§ **INSTRUCTION**
With the pictures omitted, write out the entries that follow exactly as they stand.

══ SUPPLIED MATERIAL ══

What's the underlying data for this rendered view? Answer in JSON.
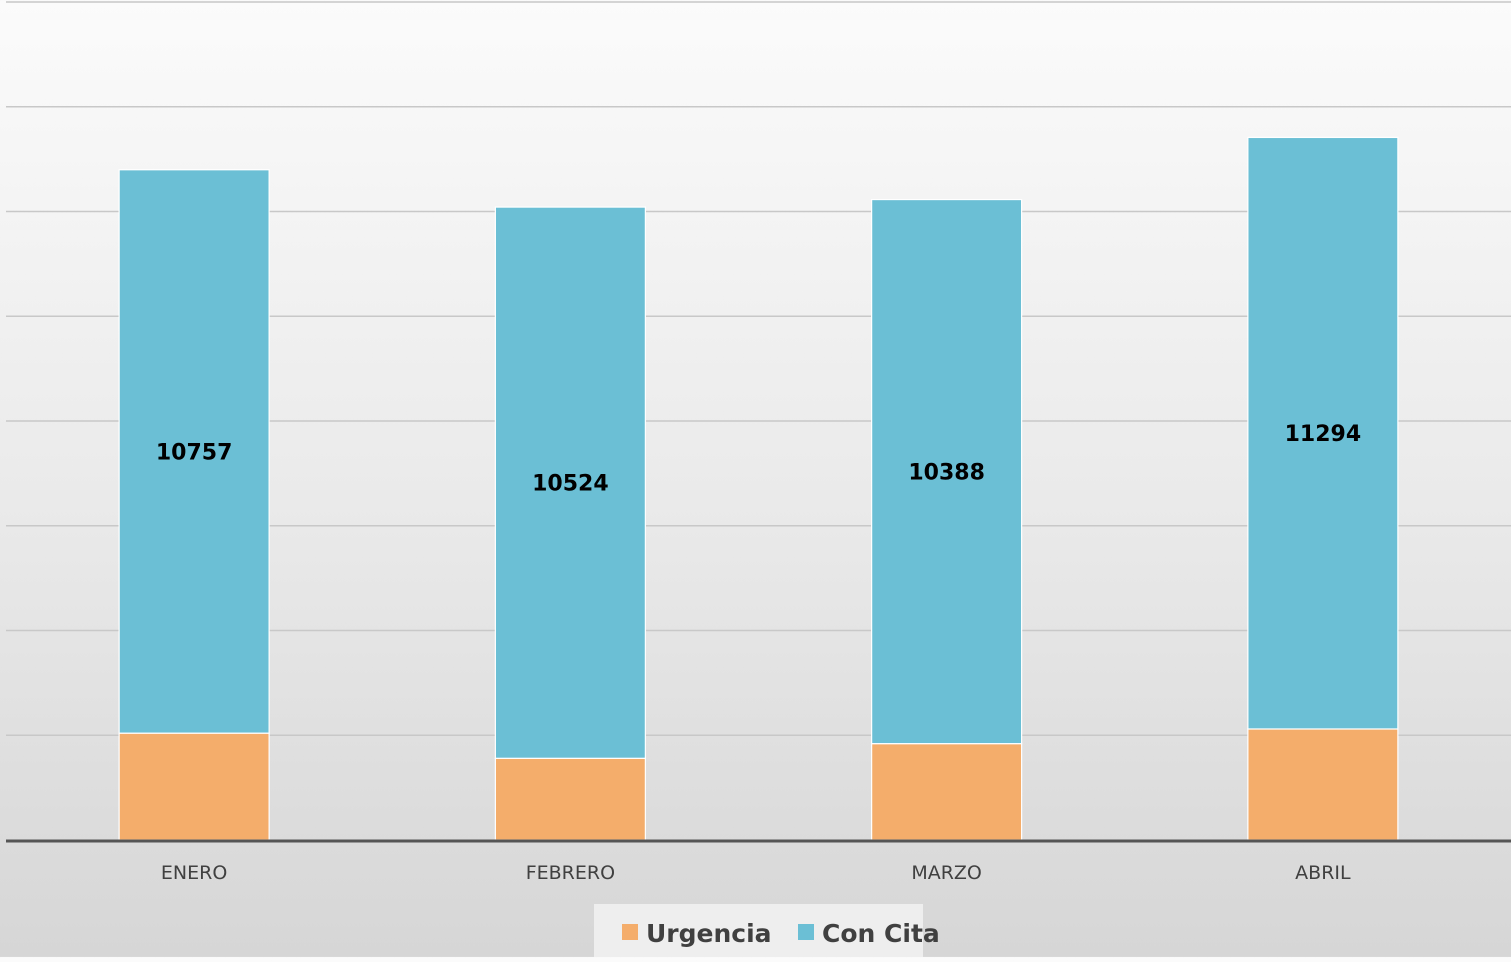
{
  "chart_data": {
    "type": "bar",
    "stacked": true,
    "categories": [
      "ENERO",
      "FEBRERO",
      "MARZO",
      "ABRIL"
    ],
    "series": [
      {
        "name": "Urgencia",
        "color": "#f4ad6b",
        "values": [
          2040,
          1560,
          1840,
          2120
        ],
        "labeled": false
      },
      {
        "name": "Con Cita",
        "color": "#6bbfd5",
        "values": [
          10757,
          10524,
          10388,
          11294
        ],
        "labeled": true
      }
    ],
    "title": "",
    "xlabel": "",
    "ylabel": "",
    "ylim": [
      0,
      16000
    ],
    "gridlines": [
      0,
      2000,
      4000,
      6000,
      8000,
      10000,
      12000,
      14000,
      16000
    ],
    "grid": true,
    "y_tick_labels_visible": false,
    "legend": "bottom"
  }
}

═══

§ **SOLUTION FOR THIS TASK**
What's the underlying data for this rendered view? Answer in JSON.
{
  "chart_data": {
    "type": "bar",
    "stacked": true,
    "categories": [
      "ENERO",
      "FEBRERO",
      "MARZO",
      "ABRIL"
    ],
    "series": [
      {
        "name": "Urgencia",
        "color": "#f4ad6b",
        "values": [
          2040,
          1560,
          1840,
          2120
        ],
        "labeled": false
      },
      {
        "name": "Con Cita",
        "color": "#6bbfd5",
        "values": [
          10757,
          10524,
          10388,
          11294
        ],
        "labeled": true
      }
    ],
    "title": "",
    "xlabel": "",
    "ylabel": "",
    "ylim": [
      0,
      16000
    ],
    "gridlines": [
      0,
      2000,
      4000,
      6000,
      8000,
      10000,
      12000,
      14000,
      16000
    ],
    "grid": true,
    "y_tick_labels_visible": false,
    "legend": "bottom"
  }
}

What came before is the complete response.